Work to do: In the following material, identify every line holding the string "DOUBLE" and return it.

(Figure record listings)
***
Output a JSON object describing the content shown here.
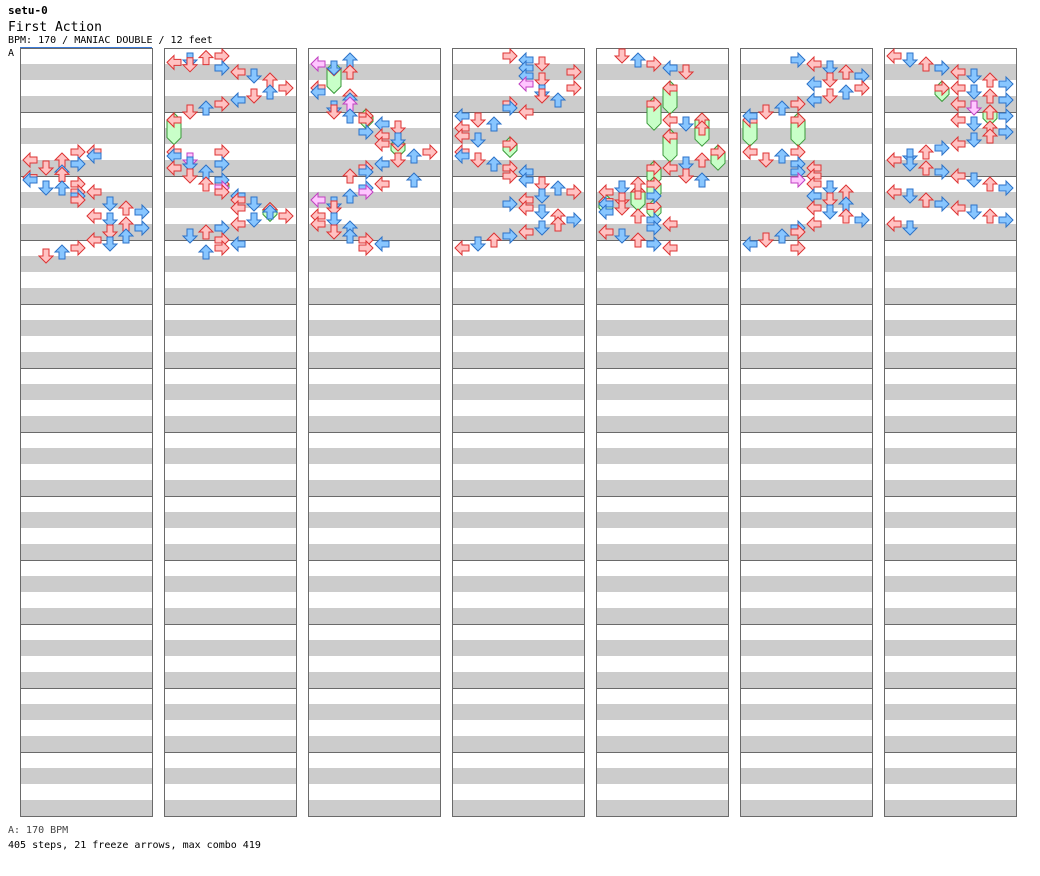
{
  "header": {
    "author": "setu-0",
    "title": "First Action",
    "info": "BPM: 170 / MANIAC DOUBLE / 12 feet",
    "speed_marker": "A"
  },
  "footer": {
    "legend": "A: 170 BPM",
    "summary": "405 steps, 21 freeze arrows, max combo 419"
  },
  "colors": {
    "band": "#cccccc",
    "frame": "#6a6a6a",
    "red_fill": "#ffc2c2",
    "red_stroke": "#dd3333",
    "blue_fill": "#88c6ff",
    "blue_stroke": "#2c72c8",
    "pink_fill": "#ffc6ff",
    "pink_stroke": "#c040c0",
    "freeze_fill": "#c8ffc8",
    "freeze_stroke": "#3a9a3a"
  },
  "chart_data": {
    "type": "stepchart",
    "bpm": 170,
    "mode": "MANIAC DOUBLE",
    "difficulty_feet": 12,
    "steps": 405,
    "freeze_arrows": 21,
    "max_combo": 419,
    "columns": 7,
    "measures_per_column": 12,
    "lanes": 8,
    "lane_legend": [
      "L",
      "D",
      "U",
      "R",
      "L",
      "D",
      "U",
      "R"
    ],
    "notes": [
      [
        0,
        6.0,
        3
      ],
      [
        0,
        6.0,
        4
      ],
      [
        0,
        6.25,
        4
      ],
      [
        0,
        6.5,
        2
      ],
      [
        0,
        6.5,
        0
      ],
      [
        0,
        6.75,
        3
      ],
      [
        0,
        7.0,
        1
      ],
      [
        0,
        7.25,
        2
      ],
      [
        0,
        7.4,
        2
      ],
      [
        0,
        7.6,
        0
      ],
      [
        0,
        7.75,
        0
      ],
      [
        0,
        8.0,
        3
      ],
      [
        0,
        8.25,
        2
      ],
      [
        0,
        8.25,
        1
      ],
      [
        0,
        8.5,
        3
      ],
      [
        0,
        8.5,
        4
      ],
      [
        0,
        8.75,
        3
      ],
      [
        0,
        9.0,
        3
      ],
      [
        0,
        9.25,
        5
      ],
      [
        0,
        9.5,
        6
      ],
      [
        0,
        9.75,
        7
      ],
      [
        0,
        10.0,
        4
      ],
      [
        0,
        10.25,
        5
      ],
      [
        0,
        10.5,
        6
      ],
      [
        0,
        10.75,
        7
      ],
      [
        0,
        11.0,
        5
      ],
      [
        0,
        11.25,
        6
      ],
      [
        0,
        11.5,
        4
      ],
      [
        0,
        11.75,
        5
      ],
      [
        0,
        12.0,
        3
      ],
      [
        0,
        12.25,
        2
      ],
      [
        0,
        12.5,
        1
      ],
      [
        1,
        0.0,
        3
      ],
      [
        1,
        0.1,
        2
      ],
      [
        1,
        0.25,
        1
      ],
      [
        1,
        0.4,
        0
      ],
      [
        1,
        0.55,
        1
      ],
      [
        1,
        0.75,
        3
      ],
      [
        1,
        1.0,
        4
      ],
      [
        1,
        1.25,
        5
      ],
      [
        1,
        1.5,
        6
      ],
      [
        1,
        2.0,
        7
      ],
      [
        1,
        2.25,
        6
      ],
      [
        1,
        2.5,
        5
      ],
      [
        1,
        2.75,
        4
      ],
      [
        1,
        3.0,
        3
      ],
      [
        1,
        3.25,
        2
      ],
      [
        1,
        3.5,
        1
      ],
      [
        1,
        4.0,
        0
      ],
      [
        1,
        6.0,
        0
      ],
      [
        1,
        6.0,
        3
      ],
      [
        1,
        6.25,
        0
      ],
      [
        1,
        6.5,
        1
      ],
      [
        1,
        6.75,
        1
      ],
      [
        1,
        6.75,
        3
      ],
      [
        1,
        7.0,
        0
      ],
      [
        1,
        7.25,
        2
      ],
      [
        1,
        7.5,
        1
      ],
      [
        1,
        7.75,
        3
      ],
      [
        1,
        8.0,
        2
      ],
      [
        1,
        8.25,
        3
      ],
      [
        1,
        8.5,
        3
      ],
      [
        1,
        8.75,
        4
      ],
      [
        1,
        9.0,
        4
      ],
      [
        1,
        9.25,
        5
      ],
      [
        1,
        9.5,
        4
      ],
      [
        1,
        9.75,
        6
      ],
      [
        1,
        10.0,
        7
      ],
      [
        1,
        10.25,
        5
      ],
      [
        1,
        10.5,
        4
      ],
      [
        1,
        10.75,
        3
      ],
      [
        1,
        11.0,
        2
      ],
      [
        1,
        11.25,
        1
      ],
      [
        1,
        11.5,
        3
      ],
      [
        1,
        11.75,
        4
      ],
      [
        1,
        12.0,
        3
      ],
      [
        1,
        12.25,
        2
      ],
      [
        2,
        0.25,
        2
      ],
      [
        2,
        0.5,
        0
      ],
      [
        2,
        0.75,
        1
      ],
      [
        2,
        1.0,
        2
      ],
      [
        2,
        2.0,
        0
      ],
      [
        2,
        2.25,
        0
      ],
      [
        2,
        2.5,
        2
      ],
      [
        2,
        2.75,
        2
      ],
      [
        2,
        3.0,
        2
      ],
      [
        2,
        3.25,
        1
      ],
      [
        2,
        3.5,
        1
      ],
      [
        2,
        3.75,
        2
      ],
      [
        2,
        4.0,
        3
      ],
      [
        2,
        4.25,
        4
      ],
      [
        2,
        4.5,
        5
      ],
      [
        2,
        4.75,
        3
      ],
      [
        2,
        5.0,
        4
      ],
      [
        2,
        5.25,
        5
      ],
      [
        2,
        5.5,
        4
      ],
      [
        2,
        6.0,
        7
      ],
      [
        2,
        6.25,
        6
      ],
      [
        2,
        6.5,
        5
      ],
      [
        2,
        6.75,
        4
      ],
      [
        2,
        7.0,
        3
      ],
      [
        2,
        7.25,
        3
      ],
      [
        2,
        7.5,
        2
      ],
      [
        2,
        7.75,
        6
      ],
      [
        2,
        8.0,
        4
      ],
      [
        2,
        8.25,
        3
      ],
      [
        2,
        8.5,
        3
      ],
      [
        2,
        8.75,
        2
      ],
      [
        2,
        9.0,
        0
      ],
      [
        2,
        9.25,
        1
      ],
      [
        2,
        9.5,
        1
      ],
      [
        2,
        10.0,
        0
      ],
      [
        2,
        10.25,
        1
      ],
      [
        2,
        10.5,
        0
      ],
      [
        2,
        10.75,
        2
      ],
      [
        2,
        11.0,
        1
      ],
      [
        2,
        11.25,
        2
      ],
      [
        2,
        11.5,
        3
      ],
      [
        2,
        11.75,
        4
      ],
      [
        2,
        12.0,
        3
      ],
      [
        3,
        0.0,
        3
      ],
      [
        3,
        0.25,
        4
      ],
      [
        3,
        0.5,
        5
      ],
      [
        3,
        0.75,
        4
      ],
      [
        3,
        1.0,
        7
      ],
      [
        3,
        1.25,
        4
      ],
      [
        3,
        1.5,
        5
      ],
      [
        3,
        1.75,
        4
      ],
      [
        3,
        2.0,
        7
      ],
      [
        3,
        2.25,
        5
      ],
      [
        3,
        2.5,
        5
      ],
      [
        3,
        2.75,
        6
      ],
      [
        3,
        3.0,
        3
      ],
      [
        3,
        3.25,
        3
      ],
      [
        3,
        3.5,
        4
      ],
      [
        3,
        3.75,
        0
      ],
      [
        3,
        4.0,
        1
      ],
      [
        3,
        4.25,
        2
      ],
      [
        3,
        4.5,
        0
      ],
      [
        3,
        5.0,
        0
      ],
      [
        3,
        5.25,
        1
      ],
      [
        3,
        5.5,
        3
      ],
      [
        3,
        6.0,
        0
      ],
      [
        3,
        6.25,
        0
      ],
      [
        3,
        6.5,
        1
      ],
      [
        3,
        6.75,
        2
      ],
      [
        3,
        7.0,
        3
      ],
      [
        3,
        7.25,
        4
      ],
      [
        3,
        7.5,
        3
      ],
      [
        3,
        7.75,
        4
      ],
      [
        3,
        8.0,
        5
      ],
      [
        3,
        8.25,
        6
      ],
      [
        3,
        8.5,
        7
      ],
      [
        3,
        8.75,
        5
      ],
      [
        3,
        9.0,
        4
      ],
      [
        3,
        9.25,
        3
      ],
      [
        3,
        9.5,
        4
      ],
      [
        3,
        9.75,
        5
      ],
      [
        3,
        10.0,
        6
      ],
      [
        3,
        10.25,
        7
      ],
      [
        3,
        10.5,
        6
      ],
      [
        3,
        10.75,
        5
      ],
      [
        3,
        11.0,
        4
      ],
      [
        3,
        11.25,
        3
      ],
      [
        3,
        11.5,
        2
      ],
      [
        3,
        11.75,
        1
      ],
      [
        3,
        12.0,
        0
      ],
      [
        4,
        0.0,
        1
      ],
      [
        4,
        0.25,
        2
      ],
      [
        4,
        0.5,
        3
      ],
      [
        4,
        0.75,
        4
      ],
      [
        4,
        1.0,
        5
      ],
      [
        4,
        4.0,
        4
      ],
      [
        4,
        4.25,
        5
      ],
      [
        4,
        4.5,
        6
      ],
      [
        4,
        5.0,
        4
      ],
      [
        4,
        6.0,
        7
      ],
      [
        4,
        6.5,
        6
      ],
      [
        4,
        6.75,
        5
      ],
      [
        4,
        7.0,
        4
      ],
      [
        4,
        7.5,
        5
      ],
      [
        4,
        7.75,
        6
      ],
      [
        4,
        8.0,
        2
      ],
      [
        4,
        8.25,
        1
      ],
      [
        4,
        8.5,
        0
      ],
      [
        4,
        8.75,
        3
      ],
      [
        4,
        9.0,
        1
      ],
      [
        4,
        9.25,
        0
      ],
      [
        4,
        9.5,
        1
      ],
      [
        4,
        9.75,
        0
      ],
      [
        4,
        10.0,
        2
      ],
      [
        4,
        10.25,
        3
      ],
      [
        4,
        10.5,
        4
      ],
      [
        4,
        10.75,
        3
      ],
      [
        4,
        11.0,
        0
      ],
      [
        4,
        11.25,
        1
      ],
      [
        4,
        11.5,
        2
      ],
      [
        4,
        11.75,
        3
      ],
      [
        4,
        12.0,
        4
      ],
      [
        5,
        0.25,
        3
      ],
      [
        5,
        0.5,
        4
      ],
      [
        5,
        0.75,
        5
      ],
      [
        5,
        1.0,
        6
      ],
      [
        5,
        1.25,
        7
      ],
      [
        5,
        1.5,
        5
      ],
      [
        5,
        1.75,
        4
      ],
      [
        5,
        2.0,
        7
      ],
      [
        5,
        2.25,
        6
      ],
      [
        5,
        2.5,
        5
      ],
      [
        5,
        2.75,
        4
      ],
      [
        5,
        3.0,
        3
      ],
      [
        5,
        3.25,
        2
      ],
      [
        5,
        3.5,
        1
      ],
      [
        5,
        3.75,
        0
      ],
      [
        5,
        6.0,
        0
      ],
      [
        5,
        6.0,
        3
      ],
      [
        5,
        6.25,
        2
      ],
      [
        5,
        6.5,
        1
      ],
      [
        5,
        6.75,
        3
      ],
      [
        5,
        7.0,
        4
      ],
      [
        5,
        7.25,
        3
      ],
      [
        5,
        7.5,
        4
      ],
      [
        5,
        7.75,
        3
      ],
      [
        5,
        8.0,
        4
      ],
      [
        5,
        8.25,
        5
      ],
      [
        5,
        8.5,
        6
      ],
      [
        5,
        8.75,
        4
      ],
      [
        5,
        9.0,
        5
      ],
      [
        5,
        9.25,
        6
      ],
      [
        5,
        9.5,
        4
      ],
      [
        5,
        9.75,
        5
      ],
      [
        5,
        10.0,
        6
      ],
      [
        5,
        10.25,
        7
      ],
      [
        5,
        10.5,
        4
      ],
      [
        5,
        10.75,
        3
      ],
      [
        5,
        11.0,
        3
      ],
      [
        5,
        11.25,
        2
      ],
      [
        5,
        11.5,
        1
      ],
      [
        5,
        11.75,
        0
      ],
      [
        5,
        12.0,
        3
      ],
      [
        6,
        0.0,
        0
      ],
      [
        6,
        0.25,
        1
      ],
      [
        6,
        0.5,
        2
      ],
      [
        6,
        0.75,
        3
      ],
      [
        6,
        1.0,
        4
      ],
      [
        6,
        1.25,
        5
      ],
      [
        6,
        1.5,
        6
      ],
      [
        6,
        1.75,
        7
      ],
      [
        6,
        2.0,
        4
      ],
      [
        6,
        2.25,
        5
      ],
      [
        6,
        2.5,
        6
      ],
      [
        6,
        2.75,
        7
      ],
      [
        6,
        3.0,
        4
      ],
      [
        6,
        3.25,
        5
      ],
      [
        6,
        3.5,
        6
      ],
      [
        6,
        3.75,
        7
      ],
      [
        6,
        4.0,
        4
      ],
      [
        6,
        4.25,
        5
      ],
      [
        6,
        4.5,
        6
      ],
      [
        6,
        4.75,
        7
      ],
      [
        6,
        5.0,
        6
      ],
      [
        6,
        5.25,
        5
      ],
      [
        6,
        5.5,
        4
      ],
      [
        6,
        5.75,
        3
      ],
      [
        6,
        6.0,
        2
      ],
      [
        6,
        6.25,
        1
      ],
      [
        6,
        6.5,
        0
      ],
      [
        6,
        6.75,
        1
      ],
      [
        6,
        7.0,
        2
      ],
      [
        6,
        7.25,
        3
      ],
      [
        6,
        7.5,
        4
      ],
      [
        6,
        7.75,
        5
      ],
      [
        6,
        8.0,
        6
      ],
      [
        6,
        8.25,
        7
      ],
      [
        6,
        8.5,
        0
      ],
      [
        6,
        8.75,
        1
      ],
      [
        6,
        9.0,
        2
      ],
      [
        6,
        9.25,
        3
      ],
      [
        6,
        9.5,
        4
      ],
      [
        6,
        9.75,
        5
      ],
      [
        6,
        10.0,
        6
      ],
      [
        6,
        10.25,
        7
      ],
      [
        6,
        10.5,
        0
      ],
      [
        6,
        10.75,
        1
      ]
    ],
    "freezes": [
      [
        1,
        4.0,
        5.1,
        0
      ],
      [
        1,
        8.0,
        8.25,
        3
      ],
      [
        1,
        9.6,
        9.9,
        6
      ],
      [
        2,
        0.8,
        1.9,
        1
      ],
      [
        2,
        3.75,
        4.1,
        3
      ],
      [
        2,
        5.5,
        5.9,
        5
      ],
      [
        3,
        5.5,
        5.9,
        3
      ],
      [
        4,
        2.0,
        3.2,
        4
      ],
      [
        4,
        3.0,
        4.2,
        3
      ],
      [
        4,
        4.0,
        5.2,
        6
      ],
      [
        4,
        5.0,
        6.2,
        4
      ],
      [
        4,
        6.0,
        6.7,
        7
      ],
      [
        4,
        7.0,
        7.7,
        3
      ],
      [
        4,
        8.0,
        8.6,
        3
      ],
      [
        4,
        8.5,
        9.25,
        2
      ],
      [
        4,
        9.1,
        9.5,
        0
      ],
      [
        4,
        9.4,
        9.8,
        3
      ],
      [
        5,
        4.0,
        5.2,
        0
      ],
      [
        5,
        4.0,
        5.2,
        3
      ],
      [
        6,
        2.0,
        2.4,
        3
      ],
      [
        6,
        3.5,
        3.9,
        6
      ]
    ],
    "pink_positions": [
      [
        2,
        0.5,
        0
      ],
      [
        2,
        3.0,
        2
      ],
      [
        2,
        3.3,
        3
      ],
      [
        2,
        4.5,
        3
      ],
      [
        2,
        7.0,
        5
      ],
      [
        2,
        8.5,
        3
      ],
      [
        2,
        9.0,
        0
      ],
      [
        0,
        8.5,
        2
      ],
      [
        0,
        8.75,
        0
      ],
      [
        1,
        6.5,
        1
      ],
      [
        1,
        8.0,
        1
      ],
      [
        1,
        8.25,
        3
      ],
      [
        1,
        9.0,
        3
      ],
      [
        1,
        10.5,
        6
      ],
      [
        1,
        11.5,
        5
      ],
      [
        1,
        11.75,
        3
      ],
      [
        3,
        1.5,
        4
      ],
      [
        3,
        1.75,
        7
      ],
      [
        3,
        1.75,
        4
      ],
      [
        3,
        9.5,
        5
      ],
      [
        3,
        9.75,
        6
      ],
      [
        3,
        10.0,
        5
      ],
      [
        5,
        7.5,
        2
      ],
      [
        5,
        7.75,
        3
      ],
      [
        5,
        7.8,
        4
      ],
      [
        6,
        2.75,
        5
      ],
      [
        6,
        3.25,
        5
      ],
      [
        6,
        5.5,
        5
      ],
      [
        6,
        5.75,
        5
      ]
    ]
  }
}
***
The output:
    "info": "BPM: 170 / MANIAC DOUBLE / 12 feet",
    "mode": "MANIAC DOUBLE",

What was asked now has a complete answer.